II.1. Die Voraussetzungen für eine Bestimmung des zuständigen Gerichts gem. § 36 Abs. 1 Nr. 6 ZPO sind nicht gegeben. Nach dieser Vorschrift wird das zuständige Gericht durch das im Rechtszug zunächst höher Gericht bestimmt, wenn verschiedene Gerichte, von denen eines für den Rechtsstreit zuständig ist, sich rechtskräftig für unzuständig erklärt haben. Das AG Düsseldorf hat sich nicht rechtskräftig für unzuständig erklärt.
2. Der Verweisungsbeschluss des AG Düsseldorf vom 30.9.2014 stellt keine rechtskräftige Unzuständigkeitserklärung dar, weil er nur der Klägerin, nicht aber der Beklagten mitgeteilt worden ist. Nicht verkündete Verweisungsbeschlüsse nach § 281 ZPO sind den Parteien gem. § 329 Abs. 2 Satz 1 ZPO formlos mitzuteilen (vgl. BGH, Beschl. v. 22.2.1995 - XII ARZ 2/95, NJW-RR 1995, 641; OLG Schleswig, Beschl. v. 11.2.2010 - 2 W 11/10, NZI 2010, 260; Zöller/Greger, ZPO, 29. Aufl., § 281 Rz. 13). Ist der Verweisungsbeschluss nur einer Partei mitgeteilt worden, stellt er noch keine "rechtskräftige" Unzuständigkeitserklärung i.S.v. § 36 Abs. 1 Nr. 6 ZPO dar. Er ist in einem solchen Fall zwar kein akteninterner Vorgang mehr, sondern verlautbart und existent; wirksam wird er jedoch erst mit der letzten Mitteilung an die Verfahrensbeteiligten (BGH, a.a.O.; Zöller/Vollkommer, a.a.O., § 329 Rz. 22). Vor diesem Zeitpunkt liegt eine "rechtskräftige" Erklärung der Unzuständigkeit nicht vor.

◆ AUFGABE A: Geben Sie aus dem Textauszug den Abschnitt wortgetreu wieder, der mit den Worten beginnt, die "II.1. Die Voraussetzungen" enthalten, und mit "für unzuständig erklärt." endet.
◆ AUFGABE B: Weshalb stellt der Verweisungsbeschluss des AG Düsseldorf vom 30.9.2014 laut Textauszug keine rechtskräftige Unzuständigkeitserklärung dar?
Das Material hat keinen inhaltlichen Bezug zum Textauszug.

◆ DATENSÄTZE:
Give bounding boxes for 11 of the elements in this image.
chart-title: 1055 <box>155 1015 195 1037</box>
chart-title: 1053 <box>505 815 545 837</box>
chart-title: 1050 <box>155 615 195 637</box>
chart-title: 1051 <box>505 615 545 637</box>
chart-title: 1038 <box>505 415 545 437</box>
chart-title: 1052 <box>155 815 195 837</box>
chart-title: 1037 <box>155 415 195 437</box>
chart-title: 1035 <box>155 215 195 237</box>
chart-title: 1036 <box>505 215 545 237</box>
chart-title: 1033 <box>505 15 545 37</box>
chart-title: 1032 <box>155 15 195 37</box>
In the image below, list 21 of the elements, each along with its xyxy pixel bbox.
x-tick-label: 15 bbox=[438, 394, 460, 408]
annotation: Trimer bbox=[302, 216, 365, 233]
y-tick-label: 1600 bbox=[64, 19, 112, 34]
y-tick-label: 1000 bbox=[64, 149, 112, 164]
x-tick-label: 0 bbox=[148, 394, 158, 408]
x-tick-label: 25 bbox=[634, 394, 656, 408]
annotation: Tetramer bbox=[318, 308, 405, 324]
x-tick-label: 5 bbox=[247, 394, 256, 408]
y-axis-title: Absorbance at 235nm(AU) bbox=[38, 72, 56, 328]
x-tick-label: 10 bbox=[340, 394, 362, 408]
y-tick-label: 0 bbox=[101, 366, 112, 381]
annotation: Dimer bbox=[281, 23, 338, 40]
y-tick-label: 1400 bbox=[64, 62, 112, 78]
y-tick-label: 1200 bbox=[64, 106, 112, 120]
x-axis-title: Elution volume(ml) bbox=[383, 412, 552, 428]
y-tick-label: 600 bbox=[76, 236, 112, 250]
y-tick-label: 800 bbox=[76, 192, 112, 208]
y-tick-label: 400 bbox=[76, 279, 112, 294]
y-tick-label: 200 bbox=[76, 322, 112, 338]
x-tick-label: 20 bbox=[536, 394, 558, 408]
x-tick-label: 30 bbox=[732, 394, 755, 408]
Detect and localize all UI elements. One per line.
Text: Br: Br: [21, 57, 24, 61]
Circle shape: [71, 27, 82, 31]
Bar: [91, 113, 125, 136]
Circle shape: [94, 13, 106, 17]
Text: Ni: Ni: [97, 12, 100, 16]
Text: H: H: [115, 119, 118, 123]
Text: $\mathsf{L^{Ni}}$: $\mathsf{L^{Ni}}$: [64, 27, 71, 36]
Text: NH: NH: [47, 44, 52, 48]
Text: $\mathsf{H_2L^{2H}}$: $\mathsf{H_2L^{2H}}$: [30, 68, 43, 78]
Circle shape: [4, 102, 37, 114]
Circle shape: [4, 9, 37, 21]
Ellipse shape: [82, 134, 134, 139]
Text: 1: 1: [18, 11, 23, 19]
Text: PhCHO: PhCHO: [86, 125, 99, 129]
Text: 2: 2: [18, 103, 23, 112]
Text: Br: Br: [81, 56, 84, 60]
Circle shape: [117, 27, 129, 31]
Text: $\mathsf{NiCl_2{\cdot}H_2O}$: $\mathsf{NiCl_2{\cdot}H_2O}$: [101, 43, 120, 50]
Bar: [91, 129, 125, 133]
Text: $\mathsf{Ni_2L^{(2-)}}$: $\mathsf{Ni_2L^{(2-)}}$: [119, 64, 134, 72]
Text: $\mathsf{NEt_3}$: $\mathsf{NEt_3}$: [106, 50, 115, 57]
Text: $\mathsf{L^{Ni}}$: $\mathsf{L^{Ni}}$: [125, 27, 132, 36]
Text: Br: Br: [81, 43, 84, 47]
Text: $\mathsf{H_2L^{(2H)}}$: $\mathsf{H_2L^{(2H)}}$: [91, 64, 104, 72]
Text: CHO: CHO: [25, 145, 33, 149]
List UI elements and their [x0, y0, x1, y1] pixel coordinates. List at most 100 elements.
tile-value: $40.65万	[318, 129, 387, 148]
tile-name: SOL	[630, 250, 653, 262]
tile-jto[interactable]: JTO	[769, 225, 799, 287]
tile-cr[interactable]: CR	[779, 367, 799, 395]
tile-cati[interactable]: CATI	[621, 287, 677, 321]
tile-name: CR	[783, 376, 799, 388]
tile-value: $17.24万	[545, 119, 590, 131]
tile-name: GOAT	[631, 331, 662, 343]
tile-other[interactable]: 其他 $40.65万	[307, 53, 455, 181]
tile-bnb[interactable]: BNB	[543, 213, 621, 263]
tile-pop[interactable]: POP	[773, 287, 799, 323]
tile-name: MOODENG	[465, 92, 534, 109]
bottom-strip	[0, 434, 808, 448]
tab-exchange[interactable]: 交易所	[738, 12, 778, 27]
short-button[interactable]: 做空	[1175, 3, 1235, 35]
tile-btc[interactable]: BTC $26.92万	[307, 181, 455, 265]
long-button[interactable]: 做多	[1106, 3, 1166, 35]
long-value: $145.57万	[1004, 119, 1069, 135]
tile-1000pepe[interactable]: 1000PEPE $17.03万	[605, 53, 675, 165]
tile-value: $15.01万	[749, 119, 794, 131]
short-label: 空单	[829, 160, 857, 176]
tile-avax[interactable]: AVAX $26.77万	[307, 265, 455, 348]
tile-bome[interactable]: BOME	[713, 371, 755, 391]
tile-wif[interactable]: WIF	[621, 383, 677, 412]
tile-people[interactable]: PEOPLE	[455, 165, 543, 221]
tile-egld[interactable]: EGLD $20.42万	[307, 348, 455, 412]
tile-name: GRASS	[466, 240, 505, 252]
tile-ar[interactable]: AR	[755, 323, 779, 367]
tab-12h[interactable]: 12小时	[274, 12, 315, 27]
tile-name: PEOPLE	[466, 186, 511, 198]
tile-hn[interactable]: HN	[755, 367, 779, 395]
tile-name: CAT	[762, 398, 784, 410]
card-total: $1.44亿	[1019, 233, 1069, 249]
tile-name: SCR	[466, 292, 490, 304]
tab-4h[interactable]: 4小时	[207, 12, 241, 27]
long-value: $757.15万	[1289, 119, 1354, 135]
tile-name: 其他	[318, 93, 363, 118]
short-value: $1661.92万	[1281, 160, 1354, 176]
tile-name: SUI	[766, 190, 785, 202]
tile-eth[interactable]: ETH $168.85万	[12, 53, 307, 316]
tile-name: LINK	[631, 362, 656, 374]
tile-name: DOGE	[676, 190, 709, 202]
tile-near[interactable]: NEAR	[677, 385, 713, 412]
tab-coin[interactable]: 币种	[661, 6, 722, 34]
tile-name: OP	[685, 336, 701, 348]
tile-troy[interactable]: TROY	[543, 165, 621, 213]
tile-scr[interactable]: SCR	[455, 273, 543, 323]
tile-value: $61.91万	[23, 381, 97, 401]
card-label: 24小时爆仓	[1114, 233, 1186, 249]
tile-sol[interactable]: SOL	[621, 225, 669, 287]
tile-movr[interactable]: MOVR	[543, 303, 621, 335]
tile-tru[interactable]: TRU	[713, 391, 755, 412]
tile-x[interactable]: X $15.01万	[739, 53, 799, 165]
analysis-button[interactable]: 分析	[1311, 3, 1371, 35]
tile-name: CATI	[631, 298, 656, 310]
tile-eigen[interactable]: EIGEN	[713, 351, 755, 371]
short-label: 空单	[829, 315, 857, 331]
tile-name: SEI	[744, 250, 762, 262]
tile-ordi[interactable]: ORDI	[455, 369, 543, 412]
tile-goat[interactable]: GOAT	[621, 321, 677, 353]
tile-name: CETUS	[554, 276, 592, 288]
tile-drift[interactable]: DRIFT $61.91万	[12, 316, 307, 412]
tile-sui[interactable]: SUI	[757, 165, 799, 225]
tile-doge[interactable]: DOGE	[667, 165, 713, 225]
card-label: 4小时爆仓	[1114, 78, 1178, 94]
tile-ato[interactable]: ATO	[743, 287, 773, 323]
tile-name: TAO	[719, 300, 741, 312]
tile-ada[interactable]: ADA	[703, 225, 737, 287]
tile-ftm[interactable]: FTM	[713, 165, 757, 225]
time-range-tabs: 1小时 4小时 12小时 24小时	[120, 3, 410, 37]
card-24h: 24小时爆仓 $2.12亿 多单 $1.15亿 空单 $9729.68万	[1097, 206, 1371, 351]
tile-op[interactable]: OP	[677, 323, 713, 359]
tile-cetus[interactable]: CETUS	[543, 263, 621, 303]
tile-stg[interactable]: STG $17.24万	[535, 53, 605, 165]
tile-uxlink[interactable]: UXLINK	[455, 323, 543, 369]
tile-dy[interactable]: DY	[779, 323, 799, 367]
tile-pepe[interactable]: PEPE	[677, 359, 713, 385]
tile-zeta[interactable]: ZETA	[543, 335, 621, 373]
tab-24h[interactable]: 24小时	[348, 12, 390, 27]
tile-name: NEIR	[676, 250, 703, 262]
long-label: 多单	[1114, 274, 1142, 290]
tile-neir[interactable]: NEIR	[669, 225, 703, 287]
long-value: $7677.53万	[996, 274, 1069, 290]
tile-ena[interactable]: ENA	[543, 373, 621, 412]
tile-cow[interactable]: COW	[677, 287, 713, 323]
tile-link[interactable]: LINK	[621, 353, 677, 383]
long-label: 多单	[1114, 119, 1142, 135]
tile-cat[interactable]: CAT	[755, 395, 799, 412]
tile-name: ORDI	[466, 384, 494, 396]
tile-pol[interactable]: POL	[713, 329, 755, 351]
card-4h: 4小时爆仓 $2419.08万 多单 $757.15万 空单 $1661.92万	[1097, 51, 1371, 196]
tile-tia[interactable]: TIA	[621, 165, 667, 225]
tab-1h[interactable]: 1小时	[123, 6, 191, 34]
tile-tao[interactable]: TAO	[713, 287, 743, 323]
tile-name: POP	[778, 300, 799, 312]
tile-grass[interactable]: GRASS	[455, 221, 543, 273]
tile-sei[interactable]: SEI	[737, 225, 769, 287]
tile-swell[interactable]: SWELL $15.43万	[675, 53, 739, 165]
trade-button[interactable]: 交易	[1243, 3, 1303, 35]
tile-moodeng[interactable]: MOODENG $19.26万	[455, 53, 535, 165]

◆ SCHRIFTLICHE ANTWORT A:
II.1. Die Voraussetzungen für eine Bestimmung des zuständigen Gerichts gem. § 36 Abs. 1 Nr. 6 ZPO sind nicht gegeben. Nach dieser Vorschrift wird das zuständige Gericht durch das im Rechtszug zunächst höher Gericht bestimmt, wenn verschiedene Gerichte, von denen eines für den Rechtsstreit zuständig ist, sich rechtskräftig für unzuständig erklärt haben. Das AG Düsseldorf hat sich nicht rechtskräftig für unzuständig erklärt.

◆ SCHRIFTLICHE ANTWORT B: Er wurde nur der Klägerin, nicht aber der Beklagten mitgeteilt.